[Aim of the exercise] Go through the listing and pick out each line with the word "开关闭合" in it.

## Start Source material

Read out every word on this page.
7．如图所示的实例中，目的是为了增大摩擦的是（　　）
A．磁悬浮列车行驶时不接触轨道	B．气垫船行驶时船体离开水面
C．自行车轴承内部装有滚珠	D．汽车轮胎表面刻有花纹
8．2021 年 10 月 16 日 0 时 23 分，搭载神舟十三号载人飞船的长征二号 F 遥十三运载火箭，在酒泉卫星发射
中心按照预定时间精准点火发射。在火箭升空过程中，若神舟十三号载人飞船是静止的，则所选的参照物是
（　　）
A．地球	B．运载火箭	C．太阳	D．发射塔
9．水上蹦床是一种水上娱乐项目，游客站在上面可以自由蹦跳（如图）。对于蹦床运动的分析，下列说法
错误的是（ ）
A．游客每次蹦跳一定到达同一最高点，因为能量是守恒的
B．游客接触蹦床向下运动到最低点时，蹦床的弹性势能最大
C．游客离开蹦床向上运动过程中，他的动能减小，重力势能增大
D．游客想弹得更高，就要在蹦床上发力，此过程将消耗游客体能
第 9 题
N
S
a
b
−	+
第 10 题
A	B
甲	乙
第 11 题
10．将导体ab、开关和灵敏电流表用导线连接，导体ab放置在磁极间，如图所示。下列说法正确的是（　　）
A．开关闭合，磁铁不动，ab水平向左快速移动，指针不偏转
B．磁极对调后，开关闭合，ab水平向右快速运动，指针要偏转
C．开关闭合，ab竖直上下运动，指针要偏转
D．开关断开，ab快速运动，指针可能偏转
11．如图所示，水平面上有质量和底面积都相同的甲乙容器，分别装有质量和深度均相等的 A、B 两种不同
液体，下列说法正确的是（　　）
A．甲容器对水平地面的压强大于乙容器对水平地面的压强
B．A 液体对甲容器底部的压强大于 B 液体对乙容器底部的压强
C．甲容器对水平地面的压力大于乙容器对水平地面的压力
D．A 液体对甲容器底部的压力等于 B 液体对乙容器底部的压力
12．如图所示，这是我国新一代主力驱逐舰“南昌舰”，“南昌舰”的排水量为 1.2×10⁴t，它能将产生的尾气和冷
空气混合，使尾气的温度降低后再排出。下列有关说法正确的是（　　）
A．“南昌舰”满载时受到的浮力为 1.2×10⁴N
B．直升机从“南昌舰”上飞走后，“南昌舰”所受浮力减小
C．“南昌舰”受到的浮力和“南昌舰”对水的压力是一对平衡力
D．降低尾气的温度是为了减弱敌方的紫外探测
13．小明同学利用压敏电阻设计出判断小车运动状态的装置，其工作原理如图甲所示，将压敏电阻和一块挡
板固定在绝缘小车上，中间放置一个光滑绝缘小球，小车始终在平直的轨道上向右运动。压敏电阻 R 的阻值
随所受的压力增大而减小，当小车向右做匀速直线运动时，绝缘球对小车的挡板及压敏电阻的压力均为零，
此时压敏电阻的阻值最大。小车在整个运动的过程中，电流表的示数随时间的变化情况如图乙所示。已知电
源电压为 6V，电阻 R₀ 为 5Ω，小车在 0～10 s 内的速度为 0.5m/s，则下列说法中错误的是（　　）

## End Source material

[The reply]
A．开关闭合，磁铁不动，ab水平向左快速移动，指针不偏转
B．磁极对调后，开关闭合，ab水平向右快速运动，指针要偏转
C．开关闭合，ab竖直上下运动，指针要偏转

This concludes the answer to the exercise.